**EXERCISE DESCRIPTION:** The records below must be transcribed exactly. Do not include the pictures.

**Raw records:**
++++++++
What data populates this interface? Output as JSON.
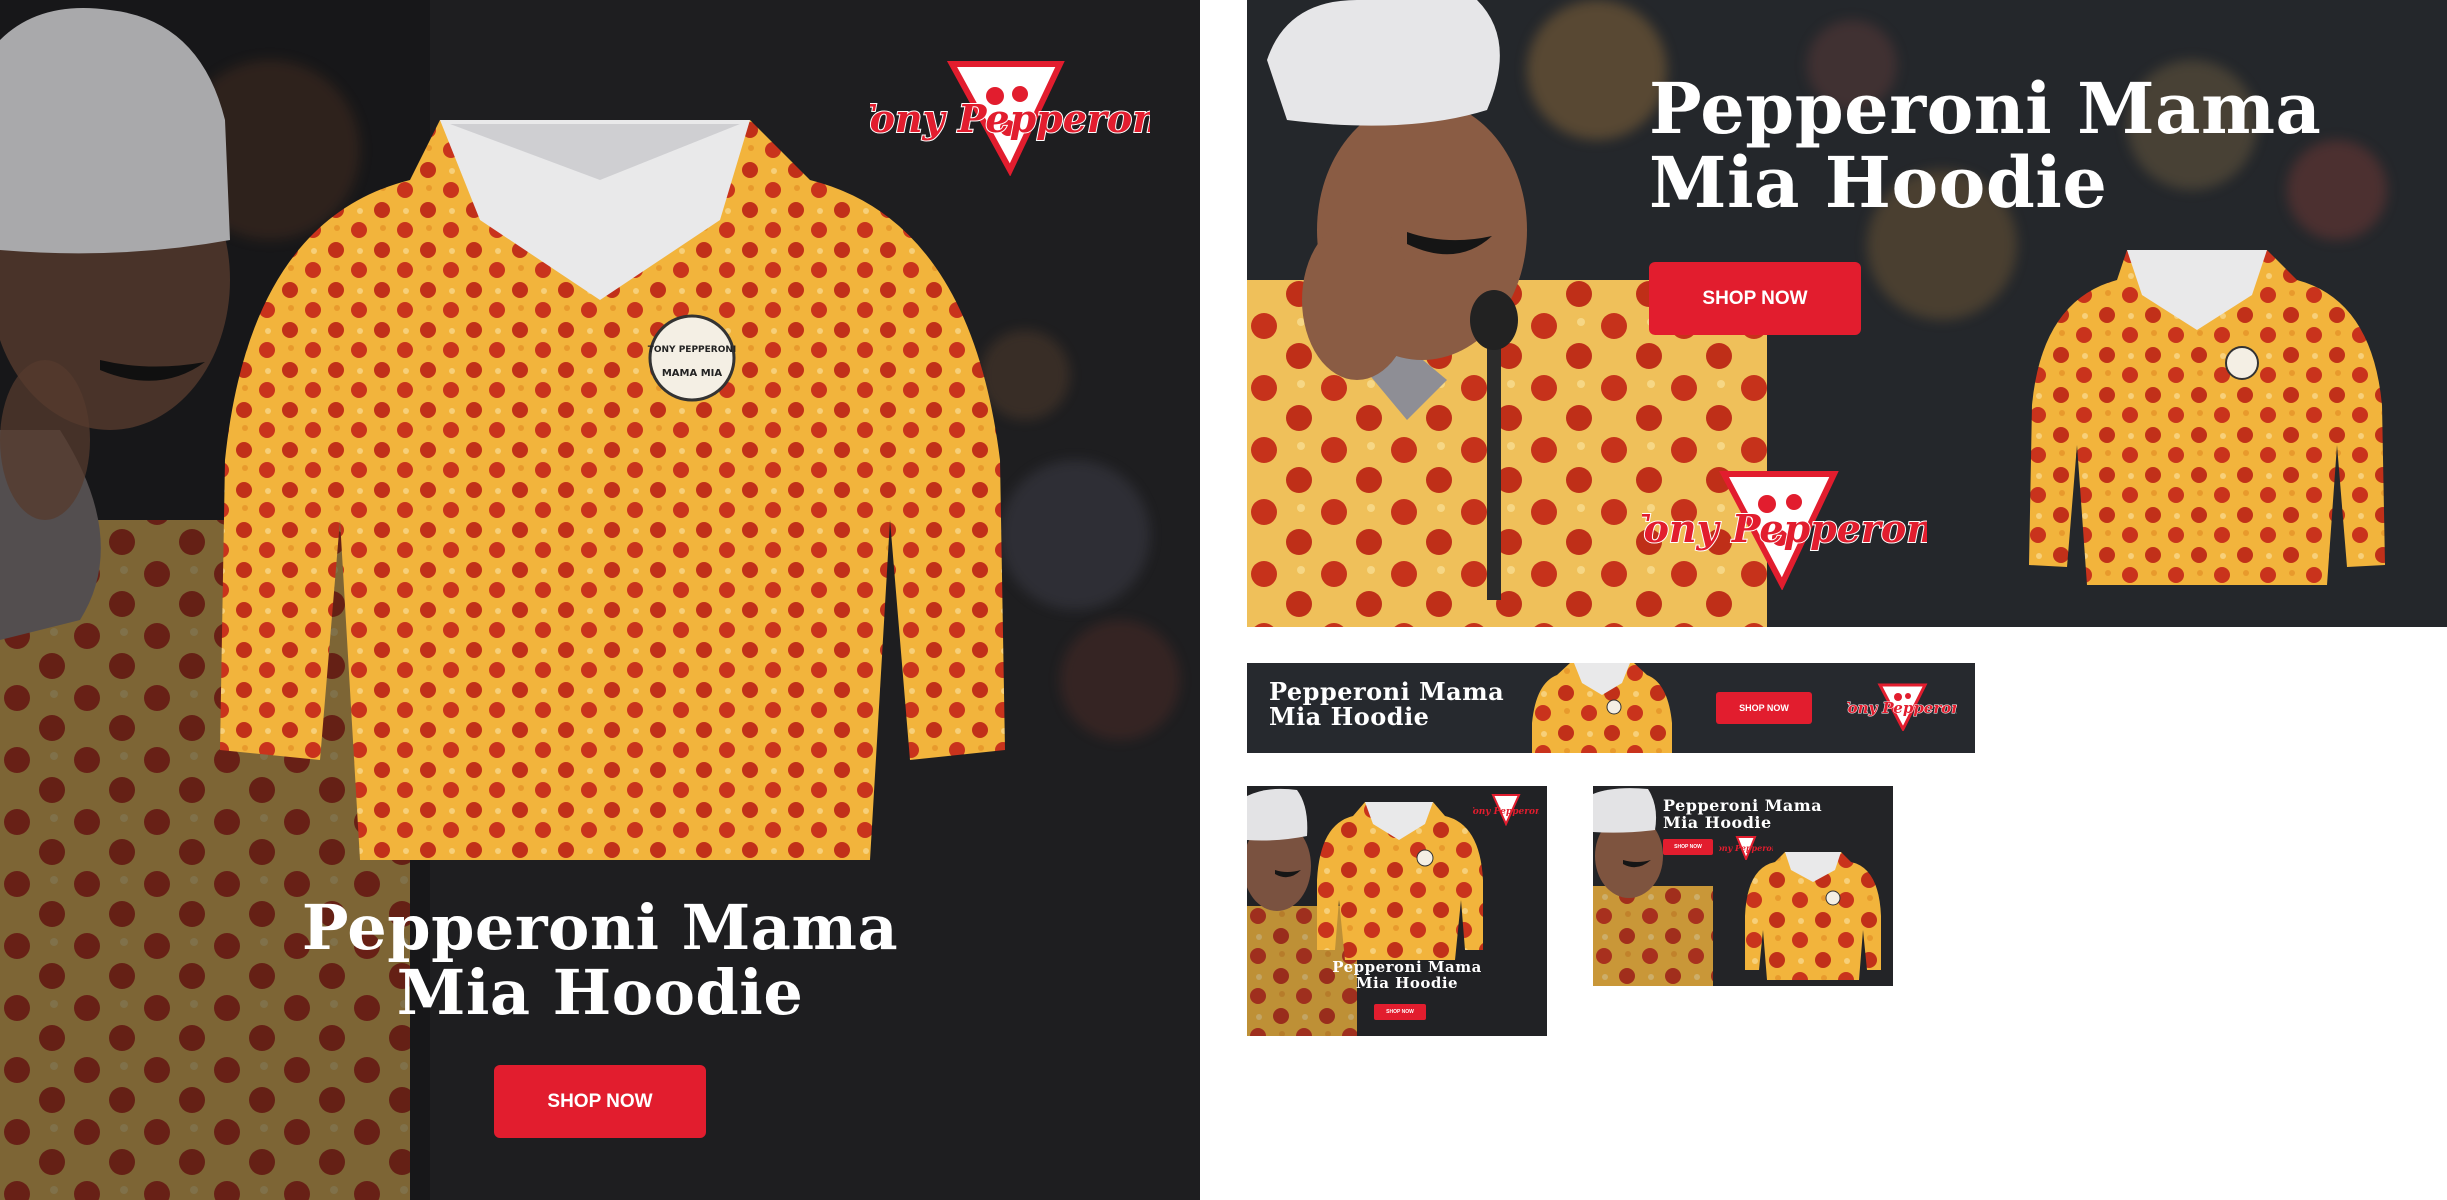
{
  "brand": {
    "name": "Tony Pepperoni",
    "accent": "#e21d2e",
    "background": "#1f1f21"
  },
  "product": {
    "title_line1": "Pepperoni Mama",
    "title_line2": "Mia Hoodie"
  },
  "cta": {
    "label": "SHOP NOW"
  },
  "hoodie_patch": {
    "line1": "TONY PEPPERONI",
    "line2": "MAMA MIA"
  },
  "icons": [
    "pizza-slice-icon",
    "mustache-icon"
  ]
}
++++++++
**RIGHT ANSWER:**
What data populates this interface? Output as JSON.
{
  "brand": {
    "name": "Tony Pepperoni",
    "accent": "#e21d2e",
    "background": "#1f1f21"
  },
  "product": {
    "title_line1": "Pepperoni Mama",
    "title_line2": "Mia Hoodie"
  },
  "cta": {
    "label": "SHOP NOW"
  },
  "hoodie_patch": {
    "line1": "TONY PEPPERONI",
    "line2": "MAMA MIA"
  },
  "icons": [
    "pizza-slice-icon",
    "mustache-icon"
  ]
}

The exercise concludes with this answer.